Extract all lines that hold the string "nilai".
** Start of Provided records **
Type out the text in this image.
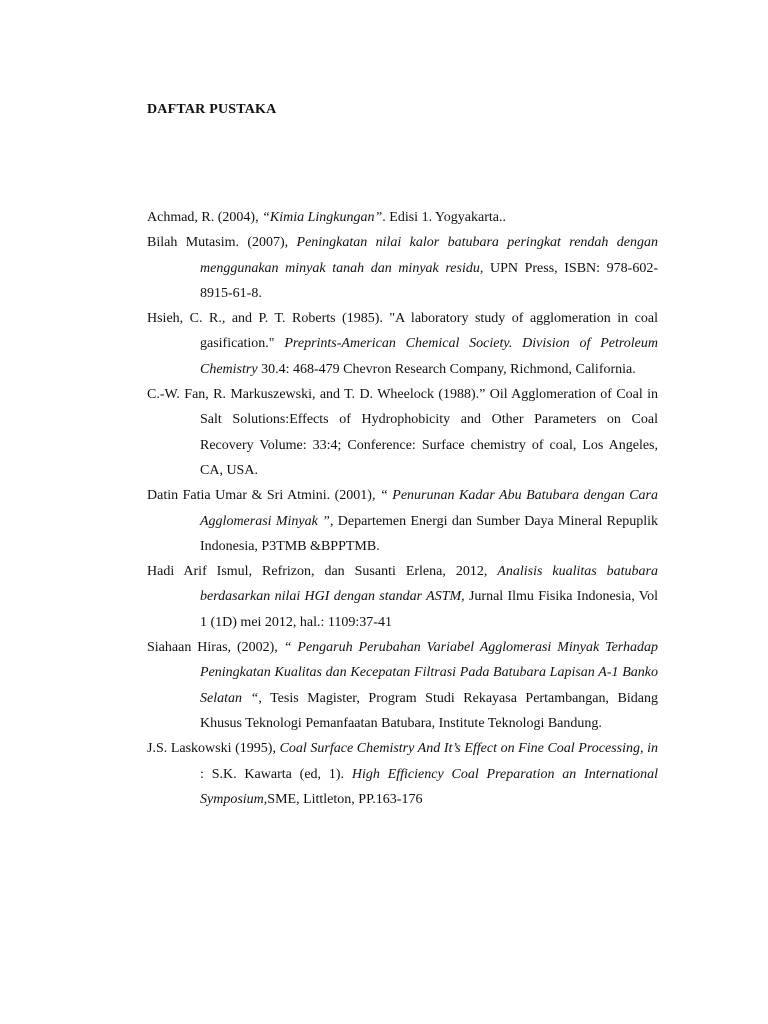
DAFTAR PUSTAKA
Achmad, R. (2004), “Kimia Lingkungan”. Edisi 1. Yogyakarta..
Bilah Mutasim. (2007), Peningkatan nilai kalor batubara peringkat rendah dengan menggunakan minyak tanah dan minyak residu, UPN Press, ISBN: 978-602-8915-61-8.
Hsieh, C. R., and P. T. Roberts (1985). "A laboratory study of agglomeration in coal gasification." Preprints-American Chemical Society. Division of Petroleum Chemistry 30.4: 468-479 Chevron Research Company, Richmond, California.
C.-W. Fan, R. Markuszewski, and T. D. Wheelock (1988).” Oil Agglomeration of Coal in Salt Solutions:Effects of Hydrophobicity and Other Parameters on Coal Recovery Volume: 33:4; Conference: Surface chemistry of coal, Los Angeles, CA, USA.
Datin Fatia Umar & Sri Atmini. (2001), “ Penurunan Kadar Abu Batubara dengan Cara Agglomerasi Minyak ”, Departemen Energi dan Sumber Daya Mineral Repuplik Indonesia, P3TMB &BPPTMB.
Hadi Arif Ismul, Refrizon, dan Susanti Erlena, 2012, Analisis kualitas batubara berdasarkan nilai HGI dengan standar ASTM, Jurnal Ilmu Fisika Indonesia, Vol 1 (1D) mei 2012, hal.: 1109:37-41
Siahaan Hiras, (2002), “ Pengaruh Perubahan Variabel Agglomerasi Minyak Terhadap Peningkatan Kualitas dan Kecepatan Filtrasi Pada Batubara Lapisan A-1 Banko Selatan “, Tesis Magister, Program Studi Rekayasa Pertambangan, Bidang Khusus Teknologi Pemanfaatan Batubara, Institute Teknologi Bandung.
J.S. Laskowski (1995), Coal Surface Chemistry And It’s Effect on Fine Coal Processing, in : S.K. Kawarta (ed, 1). High Efficiency Coal Preparation an International Symposium,SME, Littleton, PP.163-176
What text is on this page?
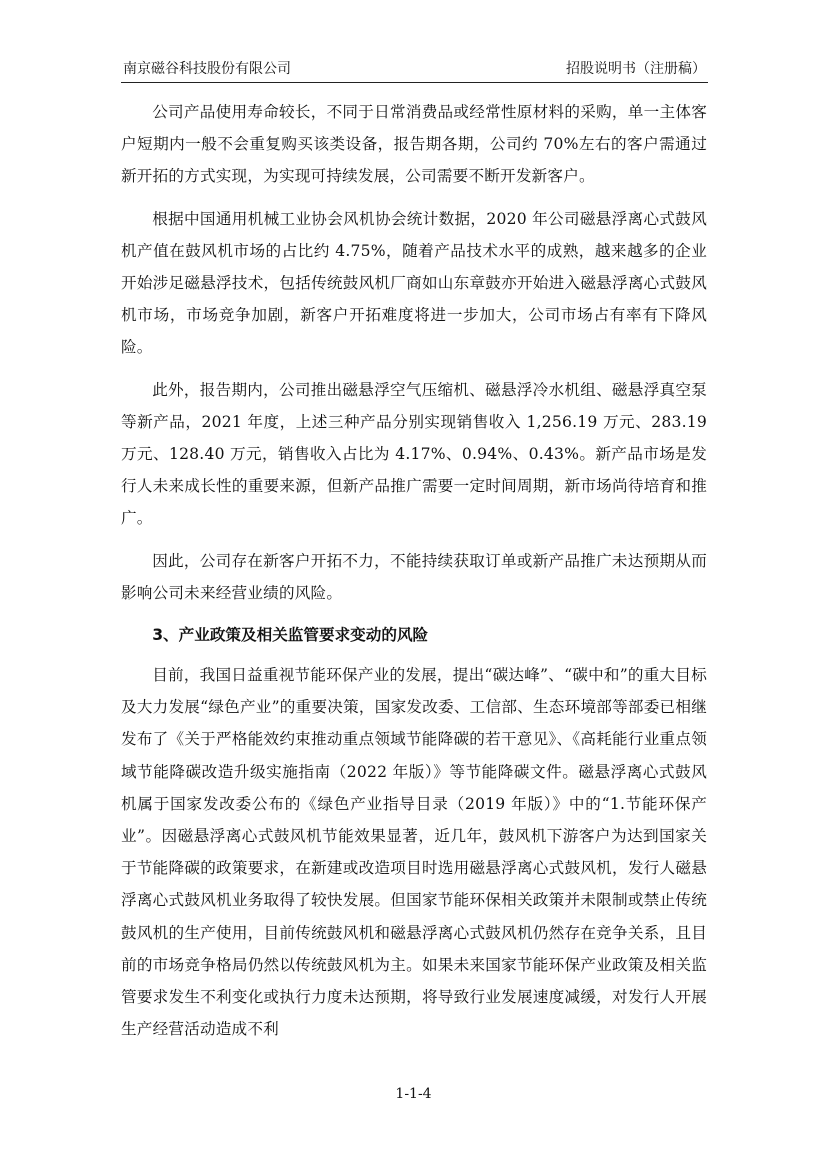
南京磁谷科技股份有限公司	招股说明书（注册稿）

公司产品使用寿命较长，不同于日常消费品或经常性原材料的采购，单一主体客户短期内一般不会重复购买该类设备，报告期各期，公司约 70%左右的客户需通过新开拓的方式实现，为实现可持续发展，公司需要不断开发新客户。

根据中国通用机械工业协会风机协会统计数据，2020 年公司磁悬浮离心式鼓风机产值在鼓风机市场的占比约 4.75%，随着产品技术水平的成熟，越来越多的企业开始涉足磁悬浮技术，包括传统鼓风机厂商如山东章鼓亦开始进入磁悬浮离心式鼓风机市场，市场竞争加剧，新客户开拓难度将进一步加大，公司市场占有率有下降风险。

此外，报告期内，公司推出磁悬浮空气压缩机、磁悬浮冷水机组、磁悬浮真空泵等新产品，2021 年度，上述三种产品分别实现销售收入 1,256.19 万元、283.19 万元、128.40 万元，销售收入占比为 4.17%、0.94%、0.43%。新产品市场是发行人未来成长性的重要来源，但新产品推广需要一定时间周期，新市场尚待培育和推广。

因此，公司存在新客户开拓不力，不能持续获取订单或新产品推广未达预期从而影响公司未来经营业绩的风险。

3、产业政策及相关监管要求变动的风险

目前，我国日益重视节能环保产业的发展，提出“碳达峰”、“碳中和”的重大目标及大力发展“绿色产业”的重要决策，国家发改委、工信部、生态环境部等部委已相继发布了《关于严格能效约束推动重点领域节能降碳的若干意见》、《高耗能行业重点领域节能降碳改造升级实施指南（2022 年版）》等节能降碳文件。磁悬浮离心式鼓风机属于国家发改委公布的《绿色产业指导目录（2019 年版）》中的“1.节能环保产业”。因磁悬浮离心式鼓风机节能效果显著，近几年，鼓风机下游客户为达到国家关于节能降碳的政策要求，在新建或改造项目时选用磁悬浮离心式鼓风机，发行人磁悬浮离心式鼓风机业务取得了较快发展。但国家节能环保相关政策并未限制或禁止传统鼓风机的生产使用，目前传统鼓风机和磁悬浮离心式鼓风机仍然存在竞争关系，且目前的市场竞争格局仍然以传统鼓风机为主。如果未来国家节能环保产业政策及相关监管要求发生不利变化或执行力度未达预期，将导致行业发展速度减缓，对发行人开展生产经营活动造成不利

1-1-4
** End of Provided records **
Solution for this exercise ::
Bilah Mutasim. (2007), Peningkatan nilai kalor batubara peringkat rendah dengan menggunakan minyak tanah dan minyak residu, UPN Press, ISBN: 978-602-8915-61-8.
Hadi Arif Ismul, Refrizon, dan Susanti Erlena, 2012, Analisis kualitas batubara berdasarkan nilai HGI dengan standar ASTM, Jurnal Ilmu Fisika Indonesia, Vol 1 (1D) mei 2012, hal.: 1109:37-41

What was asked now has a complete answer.